◆ **REQUIRED WORK**:
Write out each record again exactly as it stands.

◆ **DATASET EXCERPTS**:
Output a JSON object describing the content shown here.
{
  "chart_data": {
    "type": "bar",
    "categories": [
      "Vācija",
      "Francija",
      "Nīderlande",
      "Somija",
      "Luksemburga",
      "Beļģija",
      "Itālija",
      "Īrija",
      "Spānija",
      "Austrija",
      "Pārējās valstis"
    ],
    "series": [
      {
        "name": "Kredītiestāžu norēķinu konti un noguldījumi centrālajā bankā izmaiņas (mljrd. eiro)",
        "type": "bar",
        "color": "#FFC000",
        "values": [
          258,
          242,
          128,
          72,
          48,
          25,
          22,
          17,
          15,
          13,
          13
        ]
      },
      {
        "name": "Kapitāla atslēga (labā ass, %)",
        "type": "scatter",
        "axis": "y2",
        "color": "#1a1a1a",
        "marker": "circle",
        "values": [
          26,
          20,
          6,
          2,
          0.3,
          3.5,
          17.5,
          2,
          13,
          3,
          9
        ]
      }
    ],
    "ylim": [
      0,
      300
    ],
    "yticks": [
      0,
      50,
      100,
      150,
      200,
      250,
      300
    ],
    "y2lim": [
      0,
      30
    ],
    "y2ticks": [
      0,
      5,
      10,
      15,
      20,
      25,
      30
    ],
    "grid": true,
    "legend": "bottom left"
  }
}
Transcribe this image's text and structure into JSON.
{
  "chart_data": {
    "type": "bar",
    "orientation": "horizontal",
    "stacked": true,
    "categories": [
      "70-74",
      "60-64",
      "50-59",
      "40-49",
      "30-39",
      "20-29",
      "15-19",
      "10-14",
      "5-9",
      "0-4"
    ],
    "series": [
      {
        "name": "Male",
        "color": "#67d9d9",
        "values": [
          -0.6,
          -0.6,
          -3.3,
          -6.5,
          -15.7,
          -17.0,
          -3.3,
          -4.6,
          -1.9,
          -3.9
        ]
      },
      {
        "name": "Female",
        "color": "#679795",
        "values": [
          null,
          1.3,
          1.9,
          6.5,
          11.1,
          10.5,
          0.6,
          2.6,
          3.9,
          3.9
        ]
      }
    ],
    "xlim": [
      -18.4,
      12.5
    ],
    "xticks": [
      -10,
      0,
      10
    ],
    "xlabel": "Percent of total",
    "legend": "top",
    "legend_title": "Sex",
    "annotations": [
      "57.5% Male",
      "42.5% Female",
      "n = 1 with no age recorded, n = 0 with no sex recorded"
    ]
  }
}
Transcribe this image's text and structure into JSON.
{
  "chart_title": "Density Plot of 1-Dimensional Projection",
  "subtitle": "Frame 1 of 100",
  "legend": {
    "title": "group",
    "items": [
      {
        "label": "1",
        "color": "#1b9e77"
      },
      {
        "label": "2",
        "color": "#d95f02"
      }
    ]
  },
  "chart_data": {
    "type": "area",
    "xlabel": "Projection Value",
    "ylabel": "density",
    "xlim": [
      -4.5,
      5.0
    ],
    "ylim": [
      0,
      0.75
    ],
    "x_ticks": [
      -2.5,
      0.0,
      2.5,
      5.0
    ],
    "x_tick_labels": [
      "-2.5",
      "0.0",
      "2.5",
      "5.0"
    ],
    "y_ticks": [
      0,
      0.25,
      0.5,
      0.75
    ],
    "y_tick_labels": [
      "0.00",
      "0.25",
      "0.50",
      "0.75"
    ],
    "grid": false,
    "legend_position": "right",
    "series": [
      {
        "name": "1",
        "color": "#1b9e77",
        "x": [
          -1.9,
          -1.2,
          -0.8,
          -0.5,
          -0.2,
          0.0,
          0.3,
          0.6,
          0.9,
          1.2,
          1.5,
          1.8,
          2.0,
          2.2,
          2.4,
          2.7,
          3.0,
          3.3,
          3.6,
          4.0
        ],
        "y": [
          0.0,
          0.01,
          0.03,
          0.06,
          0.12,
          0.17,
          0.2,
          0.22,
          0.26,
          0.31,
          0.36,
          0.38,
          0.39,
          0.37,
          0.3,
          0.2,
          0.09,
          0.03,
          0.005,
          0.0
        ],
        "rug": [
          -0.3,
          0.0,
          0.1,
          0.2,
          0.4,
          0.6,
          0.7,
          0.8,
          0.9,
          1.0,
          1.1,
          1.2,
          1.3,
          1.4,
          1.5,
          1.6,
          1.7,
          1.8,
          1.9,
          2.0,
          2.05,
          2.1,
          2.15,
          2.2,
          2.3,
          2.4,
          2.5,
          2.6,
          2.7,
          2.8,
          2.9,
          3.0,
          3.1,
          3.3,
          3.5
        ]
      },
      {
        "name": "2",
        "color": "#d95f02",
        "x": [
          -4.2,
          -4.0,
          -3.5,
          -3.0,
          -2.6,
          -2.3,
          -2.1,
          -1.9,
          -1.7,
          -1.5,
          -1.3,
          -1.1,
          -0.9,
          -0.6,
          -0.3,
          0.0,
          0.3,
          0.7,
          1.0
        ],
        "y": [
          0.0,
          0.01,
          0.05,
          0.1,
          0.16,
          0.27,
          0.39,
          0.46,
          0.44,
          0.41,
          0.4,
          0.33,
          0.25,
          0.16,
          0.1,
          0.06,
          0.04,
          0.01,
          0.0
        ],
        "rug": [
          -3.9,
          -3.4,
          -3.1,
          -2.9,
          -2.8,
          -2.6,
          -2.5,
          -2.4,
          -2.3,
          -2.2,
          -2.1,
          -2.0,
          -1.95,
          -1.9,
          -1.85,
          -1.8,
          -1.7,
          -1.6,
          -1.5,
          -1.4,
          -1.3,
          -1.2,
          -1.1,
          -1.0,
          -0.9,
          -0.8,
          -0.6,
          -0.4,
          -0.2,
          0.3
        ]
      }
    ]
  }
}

◆ **TASK RESULT**:
Output a JSON object describing the content shown here.
{
  "chart_data": {
    "type": "bar",
    "categories": [
      "Vācija",
      "Francija",
      "Nīderlande",
      "Somija",
      "Luksemburga",
      "Beļģija",
      "Itālija",
      "Īrija",
      "Spānija",
      "Austrija",
      "Pārējās valstis"
    ],
    "series": [
      {
        "name": "Kredītiestāžu norēķinu konti un noguldījumi centrālajā bankā izmaiņas (mljrd. eiro)",
        "type": "bar",
        "color": "#FFC000",
        "values": [
          258,
          242,
          128,
          72,
          48,
          25,
          22,
          17,
          15,
          13,
          13
        ]
      },
      {
        "name": "Kapitāla atslēga (labā ass, %)",
        "type": "scatter",
        "axis": "y2",
        "color": "#1a1a1a",
        "marker": "circle",
        "values": [
          26,
          20,
          6,
          2,
          0.3,
          3.5,
          17.5,
          2,
          13,
          3,
          9
        ]
      }
    ],
    "ylim": [
      0,
      300
    ],
    "yticks": [
      0,
      50,
      100,
      150,
      200,
      250,
      300
    ],
    "y2lim": [
      0,
      30
    ],
    "y2ticks": [
      0,
      5,
      10,
      15,
      20,
      25,
      30
    ],
    "grid": true,
    "legend": "bottom left"
  }
}
Transcribe this image's text and structure into JSON.
{
  "chart_data": {
    "type": "bar",
    "orientation": "horizontal",
    "stacked": true,
    "categories": [
      "70-74",
      "60-64",
      "50-59",
      "40-49",
      "30-39",
      "20-29",
      "15-19",
      "10-14",
      "5-9",
      "0-4"
    ],
    "series": [
      {
        "name": "Male",
        "color": "#67d9d9",
        "values": [
          -0.6,
          -0.6,
          -3.3,
          -6.5,
          -15.7,
          -17.0,
          -3.3,
          -4.6,
          -1.9,
          -3.9
        ]
      },
      {
        "name": "Female",
        "color": "#679795",
        "values": [
          null,
          1.3,
          1.9,
          6.5,
          11.1,
          10.5,
          0.6,
          2.6,
          3.9,
          3.9
        ]
      }
    ],
    "xlim": [
      -18.4,
      12.5
    ],
    "xticks": [
      -10,
      0,
      10
    ],
    "xlabel": "Percent of total",
    "legend": "top",
    "legend_title": "Sex",
    "annotations": [
      "57.5% Male",
      "42.5% Female",
      "n = 1 with no age recorded, n = 0 with no sex recorded"
    ]
  }
}
Transcribe this image's text and structure into JSON.
{
  "chart_title": "Density Plot of 1-Dimensional Projection",
  "subtitle": "Frame 1 of 100",
  "legend": {
    "title": "group",
    "items": [
      {
        "label": "1",
        "color": "#1b9e77"
      },
      {
        "label": "2",
        "color": "#d95f02"
      }
    ]
  },
  "chart_data": {
    "type": "area",
    "xlabel": "Projection Value",
    "ylabel": "density",
    "xlim": [
      -4.5,
      5.0
    ],
    "ylim": [
      0,
      0.75
    ],
    "x_ticks": [
      -2.5,
      0.0,
      2.5,
      5.0
    ],
    "x_tick_labels": [
      "-2.5",
      "0.0",
      "2.5",
      "5.0"
    ],
    "y_ticks": [
      0,
      0.25,
      0.5,
      0.75
    ],
    "y_tick_labels": [
      "0.00",
      "0.25",
      "0.50",
      "0.75"
    ],
    "grid": false,
    "legend_position": "right",
    "series": [
      {
        "name": "1",
        "color": "#1b9e77",
        "x": [
          -1.9,
          -1.2,
          -0.8,
          -0.5,
          -0.2,
          0.0,
          0.3,
          0.6,
          0.9,
          1.2,
          1.5,
          1.8,
          2.0,
          2.2,
          2.4,
          2.7,
          3.0,
          3.3,
          3.6,
          4.0
        ],
        "y": [
          0.0,
          0.01,
          0.03,
          0.06,
          0.12,
          0.17,
          0.2,
          0.22,
          0.26,
          0.31,
          0.36,
          0.38,
          0.39,
          0.37,
          0.3,
          0.2,
          0.09,
          0.03,
          0.005,
          0.0
        ],
        "rug": [
          -0.3,
          0.0,
          0.1,
          0.2,
          0.4,
          0.6,
          0.7,
          0.8,
          0.9,
          1.0,
          1.1,
          1.2,
          1.3,
          1.4,
          1.5,
          1.6,
          1.7,
          1.8,
          1.9,
          2.0,
          2.05,
          2.1,
          2.15,
          2.2,
          2.3,
          2.4,
          2.5,
          2.6,
          2.7,
          2.8,
          2.9,
          3.0,
          3.1,
          3.3,
          3.5
        ]
      },
      {
        "name": "2",
        "color": "#d95f02",
        "x": [
          -4.2,
          -4.0,
          -3.5,
          -3.0,
          -2.6,
          -2.3,
          -2.1,
          -1.9,
          -1.7,
          -1.5,
          -1.3,
          -1.1,
          -0.9,
          -0.6,
          -0.3,
          0.0,
          0.3,
          0.7,
          1.0
        ],
        "y": [
          0.0,
          0.01,
          0.05,
          0.1,
          0.16,
          0.27,
          0.39,
          0.46,
          0.44,
          0.41,
          0.4,
          0.33,
          0.25,
          0.16,
          0.1,
          0.06,
          0.04,
          0.01,
          0.0
        ],
        "rug": [
          -3.9,
          -3.4,
          -3.1,
          -2.9,
          -2.8,
          -2.6,
          -2.5,
          -2.4,
          -2.3,
          -2.2,
          -2.1,
          -2.0,
          -1.95,
          -1.9,
          -1.85,
          -1.8,
          -1.7,
          -1.6,
          -1.5,
          -1.4,
          -1.3,
          -1.2,
          -1.1,
          -1.0,
          -0.9,
          -0.8,
          -0.6,
          -0.4,
          -0.2,
          0.3
        ]
      }
    ]
  }
}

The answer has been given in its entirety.